Copy out each line of the data holding "успел".

== == ==

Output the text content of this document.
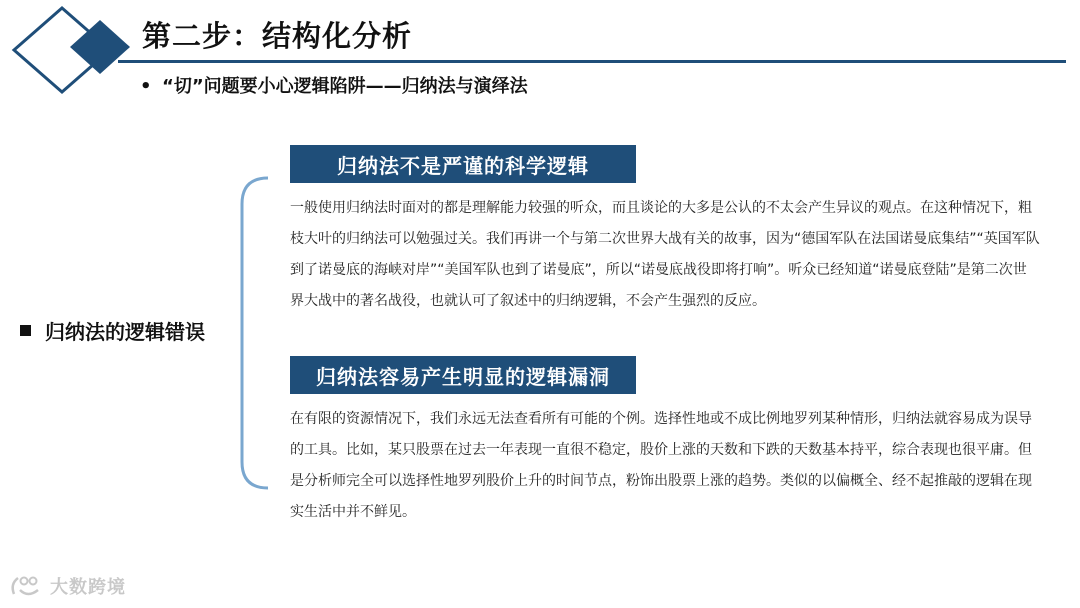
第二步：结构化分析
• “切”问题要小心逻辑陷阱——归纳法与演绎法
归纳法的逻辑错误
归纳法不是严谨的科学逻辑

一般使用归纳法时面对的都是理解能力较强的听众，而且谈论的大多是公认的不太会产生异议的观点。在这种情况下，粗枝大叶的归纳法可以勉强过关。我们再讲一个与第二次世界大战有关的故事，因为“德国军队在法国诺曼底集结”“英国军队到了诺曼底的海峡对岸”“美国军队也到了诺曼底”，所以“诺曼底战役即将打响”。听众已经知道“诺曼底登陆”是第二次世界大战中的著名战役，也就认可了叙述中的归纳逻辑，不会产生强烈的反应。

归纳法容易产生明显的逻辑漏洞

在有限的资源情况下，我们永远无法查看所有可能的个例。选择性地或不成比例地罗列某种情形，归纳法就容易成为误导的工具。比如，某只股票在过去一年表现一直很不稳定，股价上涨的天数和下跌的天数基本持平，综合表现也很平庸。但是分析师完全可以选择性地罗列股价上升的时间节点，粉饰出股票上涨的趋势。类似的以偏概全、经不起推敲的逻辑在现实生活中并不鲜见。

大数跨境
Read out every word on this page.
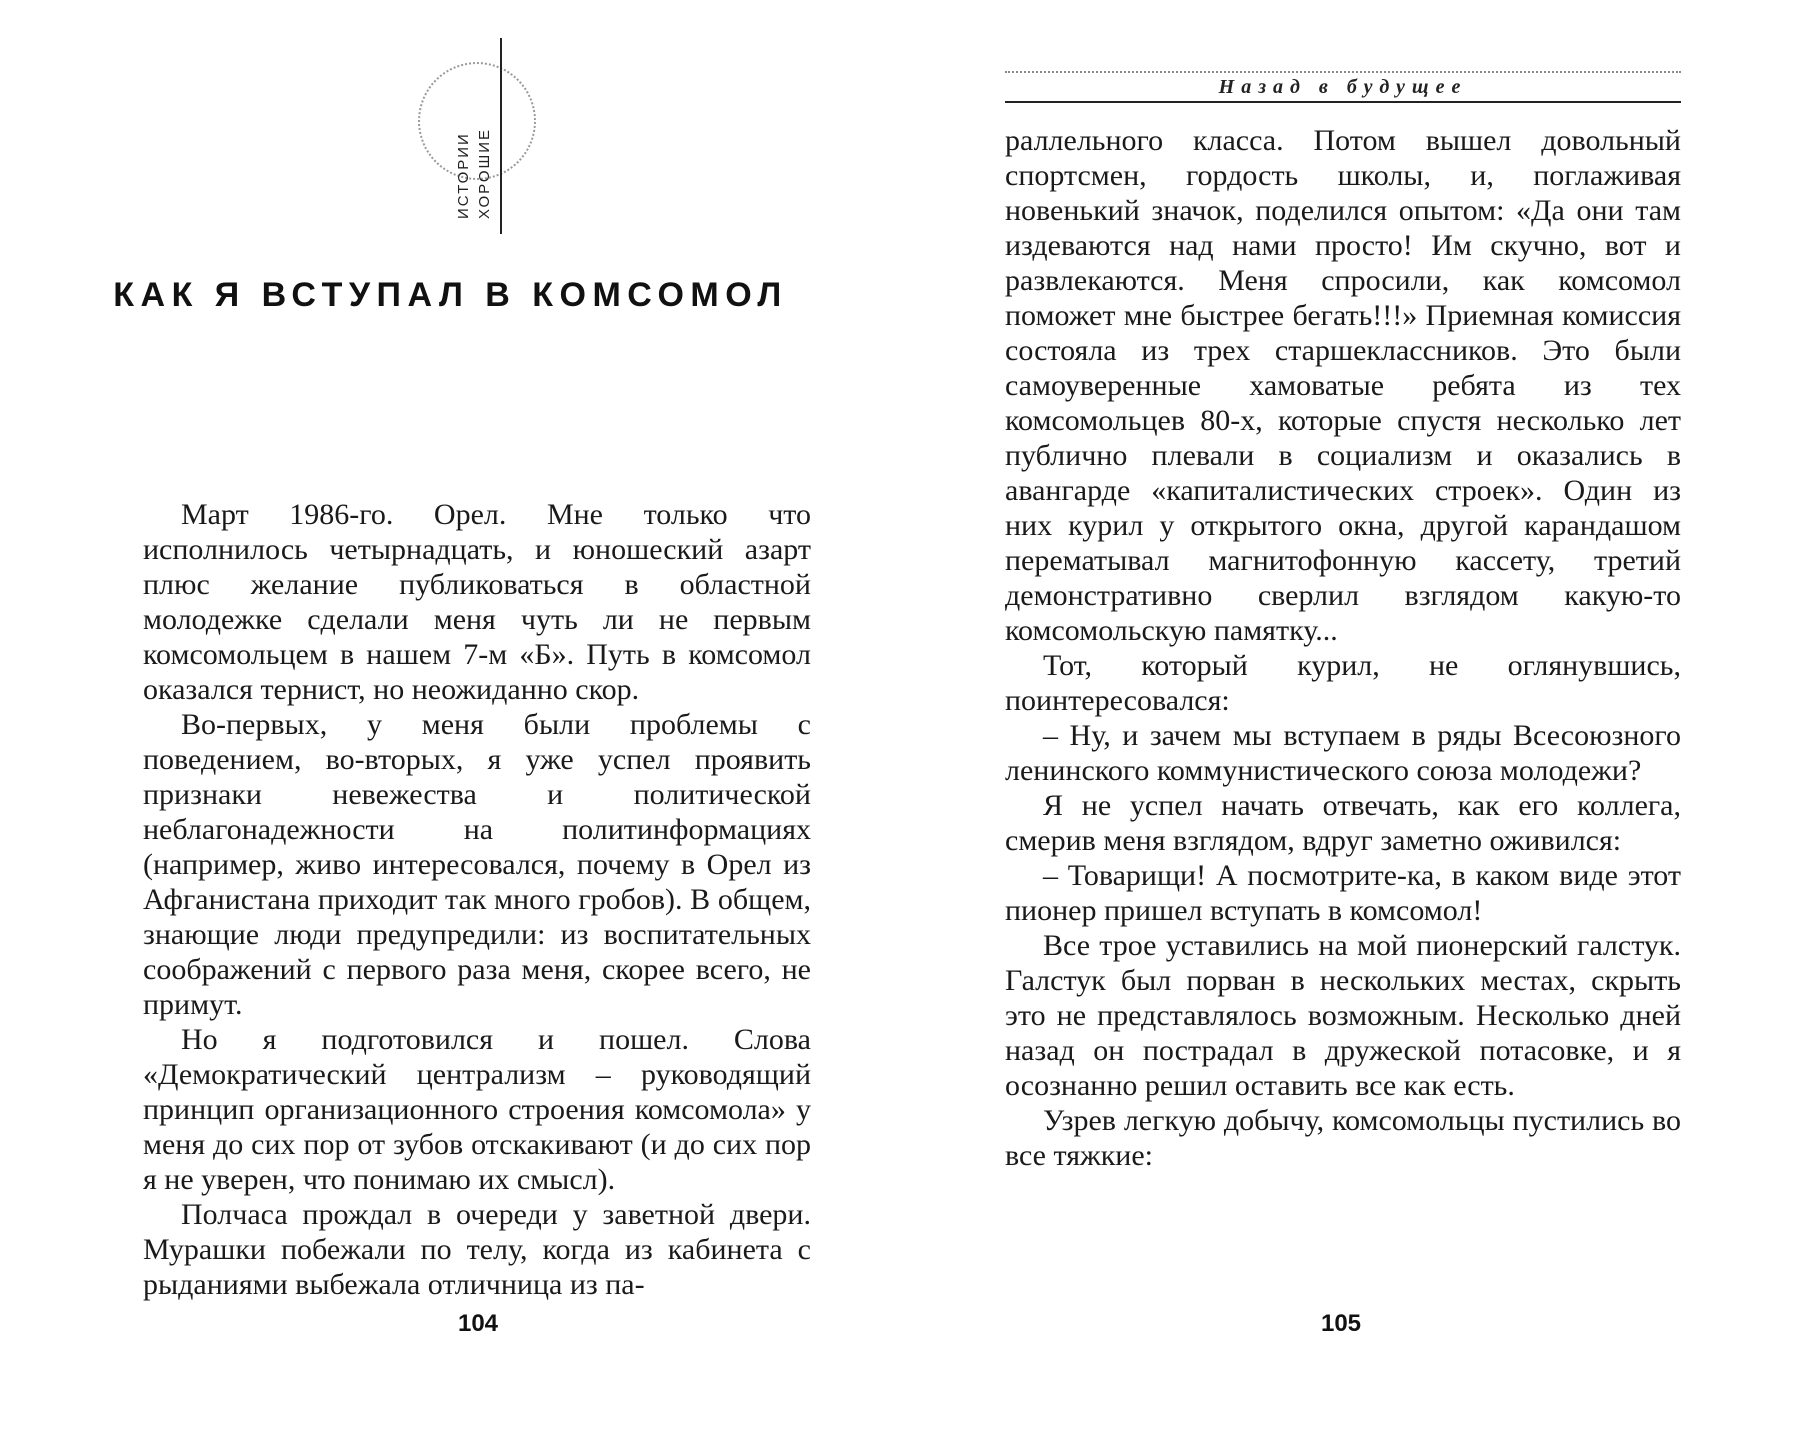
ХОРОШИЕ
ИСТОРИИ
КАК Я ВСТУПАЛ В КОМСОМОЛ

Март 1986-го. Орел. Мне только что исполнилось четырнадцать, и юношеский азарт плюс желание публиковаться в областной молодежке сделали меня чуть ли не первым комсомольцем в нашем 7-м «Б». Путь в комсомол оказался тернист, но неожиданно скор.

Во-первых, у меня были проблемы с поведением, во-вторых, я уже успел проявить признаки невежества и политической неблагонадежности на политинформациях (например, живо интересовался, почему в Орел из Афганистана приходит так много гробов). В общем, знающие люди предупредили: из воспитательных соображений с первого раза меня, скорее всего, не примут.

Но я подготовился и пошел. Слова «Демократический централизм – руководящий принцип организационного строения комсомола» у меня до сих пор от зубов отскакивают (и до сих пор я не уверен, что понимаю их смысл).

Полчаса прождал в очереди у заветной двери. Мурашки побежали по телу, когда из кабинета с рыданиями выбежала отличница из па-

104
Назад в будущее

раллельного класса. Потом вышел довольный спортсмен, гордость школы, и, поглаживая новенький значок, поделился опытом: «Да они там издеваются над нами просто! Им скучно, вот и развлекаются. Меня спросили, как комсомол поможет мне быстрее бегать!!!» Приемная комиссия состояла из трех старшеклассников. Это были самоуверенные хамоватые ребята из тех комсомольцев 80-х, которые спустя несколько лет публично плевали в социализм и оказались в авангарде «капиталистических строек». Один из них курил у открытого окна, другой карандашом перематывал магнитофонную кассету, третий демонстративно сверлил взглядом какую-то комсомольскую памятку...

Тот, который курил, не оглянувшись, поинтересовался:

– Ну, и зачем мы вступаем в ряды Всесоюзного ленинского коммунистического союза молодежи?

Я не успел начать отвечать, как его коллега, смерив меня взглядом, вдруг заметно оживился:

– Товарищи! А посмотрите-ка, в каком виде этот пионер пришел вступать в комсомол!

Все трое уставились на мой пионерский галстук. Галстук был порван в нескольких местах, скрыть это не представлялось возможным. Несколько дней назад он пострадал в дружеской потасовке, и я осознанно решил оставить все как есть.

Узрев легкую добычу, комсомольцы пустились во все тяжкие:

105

== == ==

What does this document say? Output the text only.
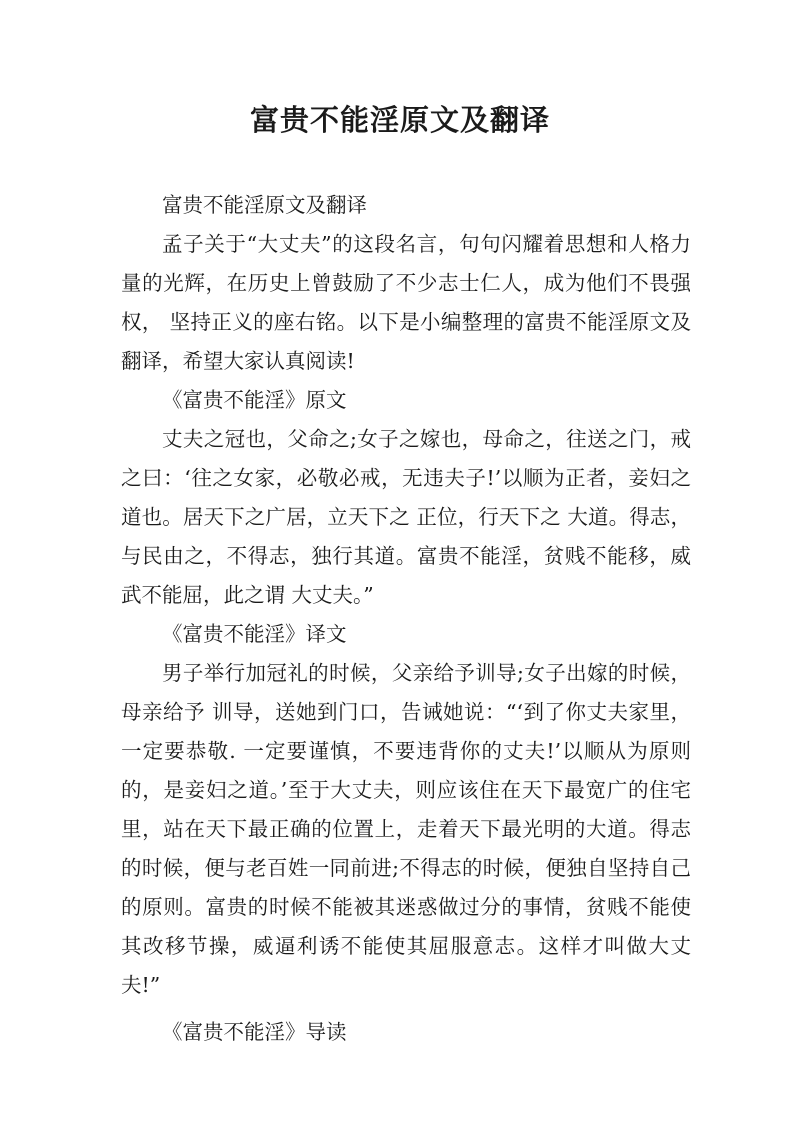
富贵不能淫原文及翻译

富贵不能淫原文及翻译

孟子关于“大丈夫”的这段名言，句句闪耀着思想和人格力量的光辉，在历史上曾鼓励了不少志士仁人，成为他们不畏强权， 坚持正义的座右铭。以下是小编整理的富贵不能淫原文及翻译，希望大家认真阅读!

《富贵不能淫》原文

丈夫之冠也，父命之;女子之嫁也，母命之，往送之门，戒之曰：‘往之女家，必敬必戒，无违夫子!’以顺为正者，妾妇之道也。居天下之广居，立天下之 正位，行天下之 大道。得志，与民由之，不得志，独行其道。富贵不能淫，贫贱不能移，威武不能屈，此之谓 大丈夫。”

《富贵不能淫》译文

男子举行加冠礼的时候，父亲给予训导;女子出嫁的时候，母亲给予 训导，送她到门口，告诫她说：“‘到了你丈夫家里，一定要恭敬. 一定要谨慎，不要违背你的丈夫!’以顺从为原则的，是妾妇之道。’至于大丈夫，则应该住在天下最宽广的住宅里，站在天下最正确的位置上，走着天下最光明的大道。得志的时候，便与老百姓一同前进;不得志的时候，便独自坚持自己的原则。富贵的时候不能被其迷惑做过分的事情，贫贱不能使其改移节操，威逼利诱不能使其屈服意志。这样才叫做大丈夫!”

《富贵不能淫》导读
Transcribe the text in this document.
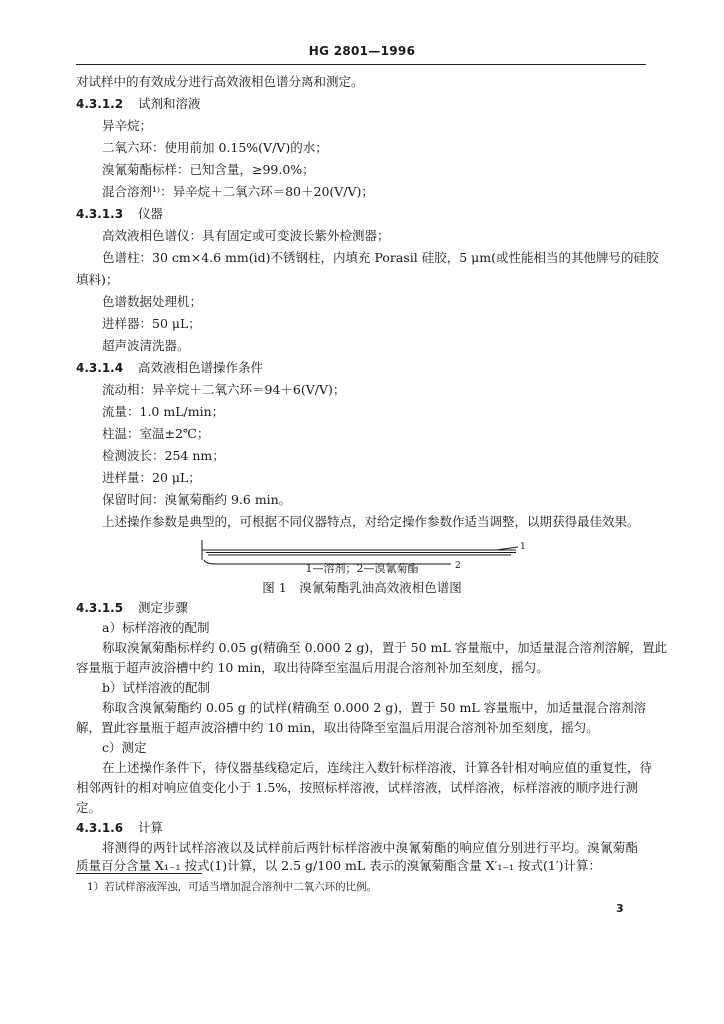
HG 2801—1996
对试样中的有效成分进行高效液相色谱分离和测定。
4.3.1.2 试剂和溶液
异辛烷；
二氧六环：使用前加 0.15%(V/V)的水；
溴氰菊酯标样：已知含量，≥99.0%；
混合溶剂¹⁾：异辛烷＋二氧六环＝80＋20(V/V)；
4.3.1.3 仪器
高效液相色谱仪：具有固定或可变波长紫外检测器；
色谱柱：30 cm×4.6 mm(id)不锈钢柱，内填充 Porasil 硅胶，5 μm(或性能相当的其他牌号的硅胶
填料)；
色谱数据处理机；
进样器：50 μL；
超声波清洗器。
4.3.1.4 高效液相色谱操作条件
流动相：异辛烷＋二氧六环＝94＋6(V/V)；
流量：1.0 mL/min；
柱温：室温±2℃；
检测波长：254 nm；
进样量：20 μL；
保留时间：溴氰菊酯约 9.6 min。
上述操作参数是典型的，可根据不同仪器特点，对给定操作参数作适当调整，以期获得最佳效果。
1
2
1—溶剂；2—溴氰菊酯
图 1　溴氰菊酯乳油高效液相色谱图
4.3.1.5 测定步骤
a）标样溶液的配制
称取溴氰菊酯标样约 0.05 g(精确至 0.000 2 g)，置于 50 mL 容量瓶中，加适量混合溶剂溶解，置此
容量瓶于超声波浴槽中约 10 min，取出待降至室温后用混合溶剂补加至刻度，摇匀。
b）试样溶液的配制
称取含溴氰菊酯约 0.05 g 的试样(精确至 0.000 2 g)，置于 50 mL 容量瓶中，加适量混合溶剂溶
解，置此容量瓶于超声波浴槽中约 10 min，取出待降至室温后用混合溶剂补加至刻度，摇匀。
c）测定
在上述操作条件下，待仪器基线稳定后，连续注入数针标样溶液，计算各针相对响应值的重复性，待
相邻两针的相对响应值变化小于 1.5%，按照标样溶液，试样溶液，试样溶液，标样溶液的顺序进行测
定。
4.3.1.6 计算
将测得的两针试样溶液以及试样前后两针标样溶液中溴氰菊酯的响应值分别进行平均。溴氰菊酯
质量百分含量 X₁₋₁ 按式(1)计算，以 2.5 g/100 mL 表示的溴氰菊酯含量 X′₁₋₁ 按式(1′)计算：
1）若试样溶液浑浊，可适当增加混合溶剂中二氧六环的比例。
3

== == ==

Output for this exercise »
Во-первых, у меня были проблемы с поведением, во-вторых, я уже успел проявить признаки невежества и политической неблагонадежности на политинформациях (например, живо интересовался, почему в Орел из Афганистана приходит так много гробов). В общем, знающие люди предупредили: из воспитательных соображений с первого раза меня, скорее всего, не примут.
Я не успел начать отвечать, как его коллега, смерив меня взглядом, вдруг заметно оживился:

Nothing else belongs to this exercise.